* **WHAT YOU HAVE TO DO**
"JSON" appears in how many lines of the entries? State only the number.

(Figure contents as structured data)
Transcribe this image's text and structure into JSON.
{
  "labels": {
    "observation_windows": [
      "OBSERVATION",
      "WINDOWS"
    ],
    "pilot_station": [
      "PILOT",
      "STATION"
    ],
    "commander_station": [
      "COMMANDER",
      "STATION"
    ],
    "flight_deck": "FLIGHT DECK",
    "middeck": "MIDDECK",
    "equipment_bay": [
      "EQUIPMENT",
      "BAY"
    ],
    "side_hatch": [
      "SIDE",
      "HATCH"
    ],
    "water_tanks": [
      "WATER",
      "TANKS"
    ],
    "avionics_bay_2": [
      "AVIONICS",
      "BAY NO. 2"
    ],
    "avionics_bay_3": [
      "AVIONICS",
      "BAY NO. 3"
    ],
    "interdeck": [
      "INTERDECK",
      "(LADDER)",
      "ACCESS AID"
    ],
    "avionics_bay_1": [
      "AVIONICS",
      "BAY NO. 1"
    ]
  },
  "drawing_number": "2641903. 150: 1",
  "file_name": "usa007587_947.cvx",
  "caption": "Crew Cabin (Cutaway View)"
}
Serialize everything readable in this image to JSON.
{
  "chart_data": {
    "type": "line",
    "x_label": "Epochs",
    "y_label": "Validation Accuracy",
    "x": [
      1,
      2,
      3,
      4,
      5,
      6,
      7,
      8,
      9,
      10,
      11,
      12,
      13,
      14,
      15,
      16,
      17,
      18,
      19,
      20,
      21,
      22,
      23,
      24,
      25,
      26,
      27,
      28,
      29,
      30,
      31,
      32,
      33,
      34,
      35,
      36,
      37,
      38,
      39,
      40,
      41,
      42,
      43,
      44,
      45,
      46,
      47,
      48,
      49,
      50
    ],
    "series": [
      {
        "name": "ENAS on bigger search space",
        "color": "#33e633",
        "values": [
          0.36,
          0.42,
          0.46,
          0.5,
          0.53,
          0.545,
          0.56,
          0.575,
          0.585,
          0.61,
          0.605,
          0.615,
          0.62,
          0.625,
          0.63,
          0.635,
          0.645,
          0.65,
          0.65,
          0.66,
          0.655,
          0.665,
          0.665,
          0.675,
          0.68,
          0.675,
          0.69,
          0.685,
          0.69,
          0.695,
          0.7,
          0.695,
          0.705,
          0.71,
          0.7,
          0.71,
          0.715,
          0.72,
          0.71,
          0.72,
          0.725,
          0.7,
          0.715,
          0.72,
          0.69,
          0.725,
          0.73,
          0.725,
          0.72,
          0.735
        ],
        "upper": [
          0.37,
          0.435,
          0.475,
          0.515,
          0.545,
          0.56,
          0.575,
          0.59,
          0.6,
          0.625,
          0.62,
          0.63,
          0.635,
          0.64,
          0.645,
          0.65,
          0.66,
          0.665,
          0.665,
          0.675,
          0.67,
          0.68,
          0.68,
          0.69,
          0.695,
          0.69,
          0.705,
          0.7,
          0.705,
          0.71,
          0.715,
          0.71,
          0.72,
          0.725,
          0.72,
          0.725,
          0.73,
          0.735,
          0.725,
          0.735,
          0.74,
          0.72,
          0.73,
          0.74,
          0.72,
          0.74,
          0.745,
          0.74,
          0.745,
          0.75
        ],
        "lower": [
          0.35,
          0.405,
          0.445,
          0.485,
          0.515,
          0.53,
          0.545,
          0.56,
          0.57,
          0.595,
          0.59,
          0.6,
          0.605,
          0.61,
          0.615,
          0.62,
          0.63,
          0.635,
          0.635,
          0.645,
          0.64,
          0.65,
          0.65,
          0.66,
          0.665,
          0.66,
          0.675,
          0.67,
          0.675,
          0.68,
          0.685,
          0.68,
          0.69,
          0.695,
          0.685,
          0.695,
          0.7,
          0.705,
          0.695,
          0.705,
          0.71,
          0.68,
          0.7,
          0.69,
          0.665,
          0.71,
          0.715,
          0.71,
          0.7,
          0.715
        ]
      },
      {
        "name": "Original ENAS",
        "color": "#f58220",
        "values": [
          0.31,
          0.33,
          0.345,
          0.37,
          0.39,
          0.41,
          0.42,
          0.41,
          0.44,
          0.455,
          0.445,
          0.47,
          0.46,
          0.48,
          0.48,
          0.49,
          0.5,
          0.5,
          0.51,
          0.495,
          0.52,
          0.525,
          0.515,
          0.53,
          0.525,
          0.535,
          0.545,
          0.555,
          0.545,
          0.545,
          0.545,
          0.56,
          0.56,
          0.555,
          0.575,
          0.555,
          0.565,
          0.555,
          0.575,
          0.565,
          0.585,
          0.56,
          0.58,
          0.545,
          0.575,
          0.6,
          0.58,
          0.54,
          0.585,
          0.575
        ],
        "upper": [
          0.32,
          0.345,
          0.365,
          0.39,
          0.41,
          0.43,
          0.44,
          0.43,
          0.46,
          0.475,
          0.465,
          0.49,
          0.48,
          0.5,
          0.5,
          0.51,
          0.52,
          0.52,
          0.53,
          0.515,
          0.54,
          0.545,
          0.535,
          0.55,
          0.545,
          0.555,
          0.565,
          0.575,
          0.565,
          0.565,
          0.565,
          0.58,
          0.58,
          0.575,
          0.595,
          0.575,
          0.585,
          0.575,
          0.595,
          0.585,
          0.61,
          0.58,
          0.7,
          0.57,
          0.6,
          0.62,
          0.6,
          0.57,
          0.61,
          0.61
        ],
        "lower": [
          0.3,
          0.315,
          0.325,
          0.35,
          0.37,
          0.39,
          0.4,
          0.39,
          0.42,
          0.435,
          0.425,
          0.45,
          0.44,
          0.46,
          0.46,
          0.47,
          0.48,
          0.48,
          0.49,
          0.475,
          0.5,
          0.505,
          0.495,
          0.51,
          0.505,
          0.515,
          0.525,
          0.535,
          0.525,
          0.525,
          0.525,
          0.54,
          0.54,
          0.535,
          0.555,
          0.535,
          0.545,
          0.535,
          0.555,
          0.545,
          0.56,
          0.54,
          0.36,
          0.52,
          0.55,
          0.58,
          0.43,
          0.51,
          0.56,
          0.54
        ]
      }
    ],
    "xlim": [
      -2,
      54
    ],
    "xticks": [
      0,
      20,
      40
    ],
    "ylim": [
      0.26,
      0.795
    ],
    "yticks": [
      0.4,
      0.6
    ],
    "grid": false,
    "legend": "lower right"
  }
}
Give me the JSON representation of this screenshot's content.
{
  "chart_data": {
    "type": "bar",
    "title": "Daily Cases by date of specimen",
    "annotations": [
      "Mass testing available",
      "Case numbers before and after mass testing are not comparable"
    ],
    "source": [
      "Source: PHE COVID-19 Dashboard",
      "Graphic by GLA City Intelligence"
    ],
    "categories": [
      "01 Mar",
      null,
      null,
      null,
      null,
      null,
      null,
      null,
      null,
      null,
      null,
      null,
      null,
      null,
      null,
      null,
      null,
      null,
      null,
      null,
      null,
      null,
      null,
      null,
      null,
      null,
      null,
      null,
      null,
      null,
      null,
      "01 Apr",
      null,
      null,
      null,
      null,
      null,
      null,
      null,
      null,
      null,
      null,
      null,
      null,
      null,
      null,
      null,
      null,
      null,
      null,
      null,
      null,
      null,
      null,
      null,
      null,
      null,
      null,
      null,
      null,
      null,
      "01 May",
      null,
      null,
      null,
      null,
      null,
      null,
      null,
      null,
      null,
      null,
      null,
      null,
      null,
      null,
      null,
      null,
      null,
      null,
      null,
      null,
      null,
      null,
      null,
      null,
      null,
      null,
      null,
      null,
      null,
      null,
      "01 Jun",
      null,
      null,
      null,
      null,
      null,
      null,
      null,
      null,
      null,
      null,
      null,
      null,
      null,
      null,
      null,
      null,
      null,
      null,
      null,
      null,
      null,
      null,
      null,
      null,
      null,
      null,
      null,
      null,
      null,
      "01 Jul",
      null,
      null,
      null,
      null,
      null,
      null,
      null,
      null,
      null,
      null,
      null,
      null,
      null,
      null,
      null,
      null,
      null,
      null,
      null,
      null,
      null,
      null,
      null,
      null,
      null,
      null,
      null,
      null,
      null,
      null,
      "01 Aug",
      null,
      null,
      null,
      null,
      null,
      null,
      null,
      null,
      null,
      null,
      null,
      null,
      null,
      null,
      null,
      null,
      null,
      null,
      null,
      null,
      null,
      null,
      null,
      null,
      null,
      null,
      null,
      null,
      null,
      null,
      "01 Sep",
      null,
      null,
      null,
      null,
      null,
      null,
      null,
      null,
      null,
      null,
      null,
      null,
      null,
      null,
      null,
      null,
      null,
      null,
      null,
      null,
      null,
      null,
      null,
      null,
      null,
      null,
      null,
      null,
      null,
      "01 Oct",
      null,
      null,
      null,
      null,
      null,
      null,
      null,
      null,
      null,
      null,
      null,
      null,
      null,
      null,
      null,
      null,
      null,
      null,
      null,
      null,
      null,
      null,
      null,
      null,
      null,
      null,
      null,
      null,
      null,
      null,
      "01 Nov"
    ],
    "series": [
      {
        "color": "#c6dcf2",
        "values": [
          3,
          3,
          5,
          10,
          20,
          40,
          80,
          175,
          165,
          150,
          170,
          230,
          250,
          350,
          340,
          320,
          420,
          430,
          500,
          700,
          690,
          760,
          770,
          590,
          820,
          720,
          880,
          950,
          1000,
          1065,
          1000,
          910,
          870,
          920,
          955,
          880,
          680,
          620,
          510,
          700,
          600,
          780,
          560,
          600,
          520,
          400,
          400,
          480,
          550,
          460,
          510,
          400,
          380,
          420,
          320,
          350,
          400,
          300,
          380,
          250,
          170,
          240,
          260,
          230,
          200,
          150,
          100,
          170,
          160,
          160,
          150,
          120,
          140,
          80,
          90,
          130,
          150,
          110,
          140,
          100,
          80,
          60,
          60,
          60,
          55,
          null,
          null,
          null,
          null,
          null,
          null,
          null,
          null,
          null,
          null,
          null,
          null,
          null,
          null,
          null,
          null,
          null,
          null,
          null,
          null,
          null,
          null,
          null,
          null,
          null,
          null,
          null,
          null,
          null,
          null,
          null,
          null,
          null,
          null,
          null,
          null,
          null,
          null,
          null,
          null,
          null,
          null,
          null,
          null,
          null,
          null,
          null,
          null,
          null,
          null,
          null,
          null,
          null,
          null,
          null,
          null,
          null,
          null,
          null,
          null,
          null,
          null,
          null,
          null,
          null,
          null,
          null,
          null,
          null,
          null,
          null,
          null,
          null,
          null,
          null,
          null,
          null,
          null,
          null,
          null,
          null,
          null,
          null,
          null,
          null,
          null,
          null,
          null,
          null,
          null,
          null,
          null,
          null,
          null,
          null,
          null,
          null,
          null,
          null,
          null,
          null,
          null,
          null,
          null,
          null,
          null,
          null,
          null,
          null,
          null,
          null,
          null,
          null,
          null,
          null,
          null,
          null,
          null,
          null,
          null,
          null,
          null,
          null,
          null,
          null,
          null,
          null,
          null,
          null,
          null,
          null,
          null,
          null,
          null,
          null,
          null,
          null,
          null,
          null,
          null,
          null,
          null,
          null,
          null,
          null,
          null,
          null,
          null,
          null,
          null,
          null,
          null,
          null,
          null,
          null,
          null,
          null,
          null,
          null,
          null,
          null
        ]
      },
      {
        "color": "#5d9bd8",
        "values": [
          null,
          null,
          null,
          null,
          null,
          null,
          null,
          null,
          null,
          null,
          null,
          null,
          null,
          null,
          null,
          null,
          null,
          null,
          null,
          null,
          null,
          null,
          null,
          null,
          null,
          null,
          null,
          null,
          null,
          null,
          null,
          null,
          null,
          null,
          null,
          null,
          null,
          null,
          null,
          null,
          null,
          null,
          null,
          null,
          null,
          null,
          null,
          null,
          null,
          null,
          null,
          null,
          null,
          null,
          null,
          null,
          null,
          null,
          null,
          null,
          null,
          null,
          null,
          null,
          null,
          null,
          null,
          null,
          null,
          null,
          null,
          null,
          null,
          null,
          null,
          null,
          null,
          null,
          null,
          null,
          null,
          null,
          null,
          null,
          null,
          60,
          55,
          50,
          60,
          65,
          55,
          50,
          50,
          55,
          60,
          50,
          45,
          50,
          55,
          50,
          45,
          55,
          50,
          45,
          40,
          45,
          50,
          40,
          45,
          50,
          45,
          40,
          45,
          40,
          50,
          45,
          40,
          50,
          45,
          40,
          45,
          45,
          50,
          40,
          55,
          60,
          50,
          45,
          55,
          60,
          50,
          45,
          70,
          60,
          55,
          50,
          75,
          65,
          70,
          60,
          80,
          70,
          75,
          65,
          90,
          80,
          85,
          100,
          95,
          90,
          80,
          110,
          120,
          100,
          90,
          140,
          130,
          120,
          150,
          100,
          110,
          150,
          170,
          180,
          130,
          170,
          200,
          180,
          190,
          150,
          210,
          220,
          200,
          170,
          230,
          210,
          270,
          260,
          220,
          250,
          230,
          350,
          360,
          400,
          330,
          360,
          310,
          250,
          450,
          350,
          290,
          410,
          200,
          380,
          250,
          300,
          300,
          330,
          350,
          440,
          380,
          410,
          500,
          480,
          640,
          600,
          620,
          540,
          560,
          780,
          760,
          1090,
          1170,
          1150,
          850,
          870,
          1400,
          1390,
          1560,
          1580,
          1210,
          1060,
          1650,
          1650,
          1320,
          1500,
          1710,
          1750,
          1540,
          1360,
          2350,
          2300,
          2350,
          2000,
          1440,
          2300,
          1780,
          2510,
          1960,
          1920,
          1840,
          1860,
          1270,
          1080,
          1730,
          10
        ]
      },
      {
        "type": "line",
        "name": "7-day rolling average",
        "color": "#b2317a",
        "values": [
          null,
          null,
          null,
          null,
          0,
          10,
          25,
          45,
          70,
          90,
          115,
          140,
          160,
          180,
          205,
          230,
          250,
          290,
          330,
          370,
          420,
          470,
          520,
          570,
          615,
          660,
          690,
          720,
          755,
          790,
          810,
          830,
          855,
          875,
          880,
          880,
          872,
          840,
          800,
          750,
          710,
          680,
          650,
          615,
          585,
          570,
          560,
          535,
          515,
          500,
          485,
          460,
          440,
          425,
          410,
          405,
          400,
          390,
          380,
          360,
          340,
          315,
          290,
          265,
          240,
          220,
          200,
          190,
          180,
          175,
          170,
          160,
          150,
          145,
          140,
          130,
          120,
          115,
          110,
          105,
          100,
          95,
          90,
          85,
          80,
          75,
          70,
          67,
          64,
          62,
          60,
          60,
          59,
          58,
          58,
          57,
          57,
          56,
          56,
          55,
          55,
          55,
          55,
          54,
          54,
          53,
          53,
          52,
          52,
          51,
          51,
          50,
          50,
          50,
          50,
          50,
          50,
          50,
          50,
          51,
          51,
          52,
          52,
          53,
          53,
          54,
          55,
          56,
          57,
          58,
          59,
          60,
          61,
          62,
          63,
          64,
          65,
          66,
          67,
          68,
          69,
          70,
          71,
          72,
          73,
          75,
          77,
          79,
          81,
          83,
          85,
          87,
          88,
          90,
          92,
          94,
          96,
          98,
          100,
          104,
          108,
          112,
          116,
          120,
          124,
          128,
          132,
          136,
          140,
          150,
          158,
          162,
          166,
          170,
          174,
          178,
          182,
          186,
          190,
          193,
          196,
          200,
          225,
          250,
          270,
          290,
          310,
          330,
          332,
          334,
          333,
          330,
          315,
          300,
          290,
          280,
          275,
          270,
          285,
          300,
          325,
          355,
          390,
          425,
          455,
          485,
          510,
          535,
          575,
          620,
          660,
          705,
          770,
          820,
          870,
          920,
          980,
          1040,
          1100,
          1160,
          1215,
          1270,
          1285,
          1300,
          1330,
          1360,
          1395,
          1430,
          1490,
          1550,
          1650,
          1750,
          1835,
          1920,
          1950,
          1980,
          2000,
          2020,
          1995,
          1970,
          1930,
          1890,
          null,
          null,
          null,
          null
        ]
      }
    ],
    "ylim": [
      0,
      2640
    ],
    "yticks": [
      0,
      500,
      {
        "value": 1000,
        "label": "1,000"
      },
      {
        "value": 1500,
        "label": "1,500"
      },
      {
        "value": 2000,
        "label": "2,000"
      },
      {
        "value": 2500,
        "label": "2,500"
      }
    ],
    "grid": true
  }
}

* **PROBLEM SOLUTION**
3